# DATA IN THIS EXERCISE:
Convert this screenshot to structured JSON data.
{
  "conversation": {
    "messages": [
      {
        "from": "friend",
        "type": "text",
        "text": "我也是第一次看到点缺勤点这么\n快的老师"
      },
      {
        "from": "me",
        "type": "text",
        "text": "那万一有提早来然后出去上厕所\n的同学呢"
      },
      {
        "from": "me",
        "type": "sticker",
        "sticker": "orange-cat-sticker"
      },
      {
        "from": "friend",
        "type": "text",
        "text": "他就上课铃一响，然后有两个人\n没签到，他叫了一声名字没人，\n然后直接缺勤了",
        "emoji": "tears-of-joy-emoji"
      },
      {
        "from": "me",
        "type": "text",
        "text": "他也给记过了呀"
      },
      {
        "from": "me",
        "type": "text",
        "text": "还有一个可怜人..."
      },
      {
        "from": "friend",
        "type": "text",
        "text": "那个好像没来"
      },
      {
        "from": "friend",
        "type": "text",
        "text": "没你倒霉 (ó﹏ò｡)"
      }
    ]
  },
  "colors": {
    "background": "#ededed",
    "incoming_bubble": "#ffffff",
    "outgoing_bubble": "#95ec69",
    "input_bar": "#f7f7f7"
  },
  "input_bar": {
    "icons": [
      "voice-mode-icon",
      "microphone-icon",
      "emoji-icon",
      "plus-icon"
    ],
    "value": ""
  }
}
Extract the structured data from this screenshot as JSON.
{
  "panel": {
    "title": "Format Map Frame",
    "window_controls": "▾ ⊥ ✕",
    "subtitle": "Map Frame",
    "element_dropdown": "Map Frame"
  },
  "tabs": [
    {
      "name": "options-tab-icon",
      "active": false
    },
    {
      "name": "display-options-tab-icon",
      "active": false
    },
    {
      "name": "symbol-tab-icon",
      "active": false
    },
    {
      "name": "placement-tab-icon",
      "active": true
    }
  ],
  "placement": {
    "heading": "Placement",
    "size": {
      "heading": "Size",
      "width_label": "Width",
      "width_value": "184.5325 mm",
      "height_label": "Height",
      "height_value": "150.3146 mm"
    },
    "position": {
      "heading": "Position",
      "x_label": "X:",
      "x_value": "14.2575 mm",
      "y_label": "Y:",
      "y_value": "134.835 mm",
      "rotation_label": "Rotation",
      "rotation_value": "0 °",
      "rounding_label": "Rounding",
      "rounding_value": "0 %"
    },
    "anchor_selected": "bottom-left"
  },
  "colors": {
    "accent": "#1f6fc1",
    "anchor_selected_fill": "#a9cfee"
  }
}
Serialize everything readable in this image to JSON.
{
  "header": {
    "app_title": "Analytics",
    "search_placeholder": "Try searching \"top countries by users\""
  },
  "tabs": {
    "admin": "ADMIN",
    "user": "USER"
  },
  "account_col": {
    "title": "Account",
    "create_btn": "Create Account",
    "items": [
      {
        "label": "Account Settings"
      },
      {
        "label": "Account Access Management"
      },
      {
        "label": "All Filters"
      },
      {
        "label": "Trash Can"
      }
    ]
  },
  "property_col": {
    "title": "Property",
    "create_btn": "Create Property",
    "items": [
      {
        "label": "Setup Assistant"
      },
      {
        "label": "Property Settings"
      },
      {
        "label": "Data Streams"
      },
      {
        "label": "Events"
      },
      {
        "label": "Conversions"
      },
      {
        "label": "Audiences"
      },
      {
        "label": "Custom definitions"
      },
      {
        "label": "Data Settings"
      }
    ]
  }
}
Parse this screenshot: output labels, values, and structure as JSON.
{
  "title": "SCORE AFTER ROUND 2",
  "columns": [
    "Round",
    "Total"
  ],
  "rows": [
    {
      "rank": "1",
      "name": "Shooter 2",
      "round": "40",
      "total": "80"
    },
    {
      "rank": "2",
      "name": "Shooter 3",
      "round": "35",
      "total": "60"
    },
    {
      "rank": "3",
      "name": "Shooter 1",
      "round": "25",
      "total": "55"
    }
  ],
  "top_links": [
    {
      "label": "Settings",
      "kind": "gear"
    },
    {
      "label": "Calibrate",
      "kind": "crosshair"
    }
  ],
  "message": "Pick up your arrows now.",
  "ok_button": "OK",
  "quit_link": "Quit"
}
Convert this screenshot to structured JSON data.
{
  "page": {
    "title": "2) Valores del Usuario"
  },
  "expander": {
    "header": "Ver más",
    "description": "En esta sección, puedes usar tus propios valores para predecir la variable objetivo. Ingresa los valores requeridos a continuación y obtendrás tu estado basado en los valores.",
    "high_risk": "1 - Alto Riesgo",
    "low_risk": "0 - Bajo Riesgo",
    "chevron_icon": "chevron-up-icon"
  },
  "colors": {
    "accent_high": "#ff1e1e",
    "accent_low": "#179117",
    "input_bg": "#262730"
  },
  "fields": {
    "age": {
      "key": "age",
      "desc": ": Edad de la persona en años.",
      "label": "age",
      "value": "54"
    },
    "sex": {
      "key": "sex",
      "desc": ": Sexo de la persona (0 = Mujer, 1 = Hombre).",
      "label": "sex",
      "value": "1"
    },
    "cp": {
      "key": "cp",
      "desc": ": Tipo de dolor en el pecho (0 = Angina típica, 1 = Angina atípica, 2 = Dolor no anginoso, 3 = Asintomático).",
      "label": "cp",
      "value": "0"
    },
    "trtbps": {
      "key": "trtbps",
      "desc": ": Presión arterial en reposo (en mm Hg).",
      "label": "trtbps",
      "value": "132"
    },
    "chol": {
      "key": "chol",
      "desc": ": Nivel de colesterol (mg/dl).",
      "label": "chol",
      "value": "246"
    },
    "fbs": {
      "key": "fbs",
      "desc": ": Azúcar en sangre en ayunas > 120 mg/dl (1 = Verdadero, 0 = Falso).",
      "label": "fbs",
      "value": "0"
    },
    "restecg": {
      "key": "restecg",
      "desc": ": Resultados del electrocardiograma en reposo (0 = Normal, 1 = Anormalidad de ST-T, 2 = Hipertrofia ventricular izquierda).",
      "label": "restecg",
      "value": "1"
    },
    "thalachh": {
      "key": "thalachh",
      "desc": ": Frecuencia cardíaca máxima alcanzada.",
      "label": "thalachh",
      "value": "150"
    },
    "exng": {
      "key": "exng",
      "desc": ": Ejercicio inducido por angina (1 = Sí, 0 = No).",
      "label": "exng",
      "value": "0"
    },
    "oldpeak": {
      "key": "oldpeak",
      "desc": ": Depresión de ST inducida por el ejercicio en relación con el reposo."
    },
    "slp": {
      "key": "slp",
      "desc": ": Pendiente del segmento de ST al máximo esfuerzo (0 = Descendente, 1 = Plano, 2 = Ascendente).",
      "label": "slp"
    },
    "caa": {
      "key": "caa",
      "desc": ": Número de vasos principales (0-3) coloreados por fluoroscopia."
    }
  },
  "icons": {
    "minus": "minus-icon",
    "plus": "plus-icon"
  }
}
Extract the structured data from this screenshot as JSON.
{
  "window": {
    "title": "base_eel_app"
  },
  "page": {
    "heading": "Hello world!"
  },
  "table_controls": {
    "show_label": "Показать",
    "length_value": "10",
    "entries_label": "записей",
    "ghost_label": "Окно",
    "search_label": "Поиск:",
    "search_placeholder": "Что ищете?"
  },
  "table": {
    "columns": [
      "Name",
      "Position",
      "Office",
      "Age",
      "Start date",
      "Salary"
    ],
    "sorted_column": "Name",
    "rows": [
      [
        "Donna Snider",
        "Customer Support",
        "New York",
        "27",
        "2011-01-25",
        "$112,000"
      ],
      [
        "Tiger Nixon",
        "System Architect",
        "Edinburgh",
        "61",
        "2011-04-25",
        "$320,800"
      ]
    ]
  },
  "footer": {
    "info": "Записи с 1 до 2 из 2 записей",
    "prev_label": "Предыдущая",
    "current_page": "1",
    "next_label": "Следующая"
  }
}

# SHORT TASK:
Extract all of the material exactly as it is written.

# RESULT FOR THIS EXERCISE:
Convert this screenshot to structured JSON data.
{
  "conversation": {
    "messages": [
      {
        "from": "friend",
        "type": "text",
        "text": "我也是第一次看到点缺勤点这么\n快的老师"
      },
      {
        "from": "me",
        "type": "text",
        "text": "那万一有提早来然后出去上厕所\n的同学呢"
      },
      {
        "from": "me",
        "type": "sticker",
        "sticker": "orange-cat-sticker"
      },
      {
        "from": "friend",
        "type": "text",
        "text": "他就上课铃一响，然后有两个人\n没签到，他叫了一声名字没人，\n然后直接缺勤了",
        "emoji": "tears-of-joy-emoji"
      },
      {
        "from": "me",
        "type": "text",
        "text": "他也给记过了呀"
      },
      {
        "from": "me",
        "type": "text",
        "text": "还有一个可怜人..."
      },
      {
        "from": "friend",
        "type": "text",
        "text": "那个好像没来"
      },
      {
        "from": "friend",
        "type": "text",
        "text": "没你倒霉 (ó﹏ò｡)"
      }
    ]
  },
  "colors": {
    "background": "#ededed",
    "incoming_bubble": "#ffffff",
    "outgoing_bubble": "#95ec69",
    "input_bar": "#f7f7f7"
  },
  "input_bar": {
    "icons": [
      "voice-mode-icon",
      "microphone-icon",
      "emoji-icon",
      "plus-icon"
    ],
    "value": ""
  }
}
Extract the structured data from this screenshot as JSON.
{
  "panel": {
    "title": "Format Map Frame",
    "window_controls": "▾ ⊥ ✕",
    "subtitle": "Map Frame",
    "element_dropdown": "Map Frame"
  },
  "tabs": [
    {
      "name": "options-tab-icon",
      "active": false
    },
    {
      "name": "display-options-tab-icon",
      "active": false
    },
    {
      "name": "symbol-tab-icon",
      "active": false
    },
    {
      "name": "placement-tab-icon",
      "active": true
    }
  ],
  "placement": {
    "heading": "Placement",
    "size": {
      "heading": "Size",
      "width_label": "Width",
      "width_value": "184.5325 mm",
      "height_label": "Height",
      "height_value": "150.3146 mm"
    },
    "position": {
      "heading": "Position",
      "x_label": "X:",
      "x_value": "14.2575 mm",
      "y_label": "Y:",
      "y_value": "134.835 mm",
      "rotation_label": "Rotation",
      "rotation_value": "0 °",
      "rounding_label": "Rounding",
      "rounding_value": "0 %"
    },
    "anchor_selected": "bottom-left"
  },
  "colors": {
    "accent": "#1f6fc1",
    "anchor_selected_fill": "#a9cfee"
  }
}
Serialize everything readable in this image to JSON.
{
  "header": {
    "app_title": "Analytics",
    "search_placeholder": "Try searching \"top countries by users\""
  },
  "tabs": {
    "admin": "ADMIN",
    "user": "USER"
  },
  "account_col": {
    "title": "Account",
    "create_btn": "Create Account",
    "items": [
      {
        "label": "Account Settings"
      },
      {
        "label": "Account Access Management"
      },
      {
        "label": "All Filters"
      },
      {
        "label": "Trash Can"
      }
    ]
  },
  "property_col": {
    "title": "Property",
    "create_btn": "Create Property",
    "items": [
      {
        "label": "Setup Assistant"
      },
      {
        "label": "Property Settings"
      },
      {
        "label": "Data Streams"
      },
      {
        "label": "Events"
      },
      {
        "label": "Conversions"
      },
      {
        "label": "Audiences"
      },
      {
        "label": "Custom definitions"
      },
      {
        "label": "Data Settings"
      }
    ]
  }
}
Parse this screenshot: output labels, values, and structure as JSON.
{
  "title": "SCORE AFTER ROUND 2",
  "columns": [
    "Round",
    "Total"
  ],
  "rows": [
    {
      "rank": "1",
      "name": "Shooter 2",
      "round": "40",
      "total": "80"
    },
    {
      "rank": "2",
      "name": "Shooter 3",
      "round": "35",
      "total": "60"
    },
    {
      "rank": "3",
      "name": "Shooter 1",
      "round": "25",
      "total": "55"
    }
  ],
  "top_links": [
    {
      "label": "Settings",
      "kind": "gear"
    },
    {
      "label": "Calibrate",
      "kind": "crosshair"
    }
  ],
  "message": "Pick up your arrows now.",
  "ok_button": "OK",
  "quit_link": "Quit"
}
Convert this screenshot to structured JSON data.
{
  "page": {
    "title": "2) Valores del Usuario"
  },
  "expander": {
    "header": "Ver más",
    "description": "En esta sección, puedes usar tus propios valores para predecir la variable objetivo. Ingresa los valores requeridos a continuación y obtendrás tu estado basado en los valores.",
    "high_risk": "1 - Alto Riesgo",
    "low_risk": "0 - Bajo Riesgo",
    "chevron_icon": "chevron-up-icon"
  },
  "colors": {
    "accent_high": "#ff1e1e",
    "accent_low": "#179117",
    "input_bg": "#262730"
  },
  "fields": {
    "age": {
      "key": "age",
      "desc": ": Edad de la persona en años.",
      "label": "age",
      "value": "54"
    },
    "sex": {
      "key": "sex",
      "desc": ": Sexo de la persona (0 = Mujer, 1 = Hombre).",
      "label": "sex",
      "value": "1"
    },
    "cp": {
      "key": "cp",
      "desc": ": Tipo de dolor en el pecho (0 = Angina típica, 1 = Angina atípica, 2 = Dolor no anginoso, 3 = Asintomático).",
      "label": "cp",
      "value": "0"
    },
    "trtbps": {
      "key": "trtbps",
      "desc": ": Presión arterial en reposo (en mm Hg).",
      "label": "trtbps",
      "value": "132"
    },
    "chol": {
      "key": "chol",
      "desc": ": Nivel de colesterol (mg/dl).",
      "label": "chol",
      "value": "246"
    },
    "fbs": {
      "key": "fbs",
      "desc": ": Azúcar en sangre en ayunas > 120 mg/dl (1 = Verdadero, 0 = Falso).",
      "label": "fbs",
      "value": "0"
    },
    "restecg": {
      "key": "restecg",
      "desc": ": Resultados del electrocardiograma en reposo (0 = Normal, 1 = Anormalidad de ST-T, 2 = Hipertrofia ventricular izquierda).",
      "label": "restecg",
      "value": "1"
    },
    "thalachh": {
      "key": "thalachh",
      "desc": ": Frecuencia cardíaca máxima alcanzada.",
      "label": "thalachh",
      "value": "150"
    },
    "exng": {
      "key": "exng",
      "desc": ": Ejercicio inducido por angina (1 = Sí, 0 = No).",
      "label": "exng",
      "value": "0"
    },
    "oldpeak": {
      "key": "oldpeak",
      "desc": ": Depresión de ST inducida por el ejercicio en relación con el reposo."
    },
    "slp": {
      "key": "slp",
      "desc": ": Pendiente del segmento de ST al máximo esfuerzo (0 = Descendente, 1 = Plano, 2 = Ascendente).",
      "label": "slp"
    },
    "caa": {
      "key": "caa",
      "desc": ": Número de vasos principales (0-3) coloreados por fluoroscopia."
    }
  },
  "icons": {
    "minus": "minus-icon",
    "plus": "plus-icon"
  }
}
Extract the structured data from this screenshot as JSON.
{
  "window": {
    "title": "base_eel_app"
  },
  "page": {
    "heading": "Hello world!"
  },
  "table_controls": {
    "show_label": "Показать",
    "length_value": "10",
    "entries_label": "записей",
    "ghost_label": "Окно",
    "search_label": "Поиск:",
    "search_placeholder": "Что ищете?"
  },
  "table": {
    "columns": [
      "Name",
      "Position",
      "Office",
      "Age",
      "Start date",
      "Salary"
    ],
    "sorted_column": "Name",
    "rows": [
      [
        "Donna Snider",
        "Customer Support",
        "New York",
        "27",
        "2011-01-25",
        "$112,000"
      ],
      [
        "Tiger Nixon",
        "System Architect",
        "Edinburgh",
        "61",
        "2011-04-25",
        "$320,800"
      ]
    ]
  },
  "footer": {
    "info": "Записи с 1 до 2 из 2 записей",
    "prev_label": "Предыдущая",
    "current_page": "1",
    "next_label": "Следующая"
  }
}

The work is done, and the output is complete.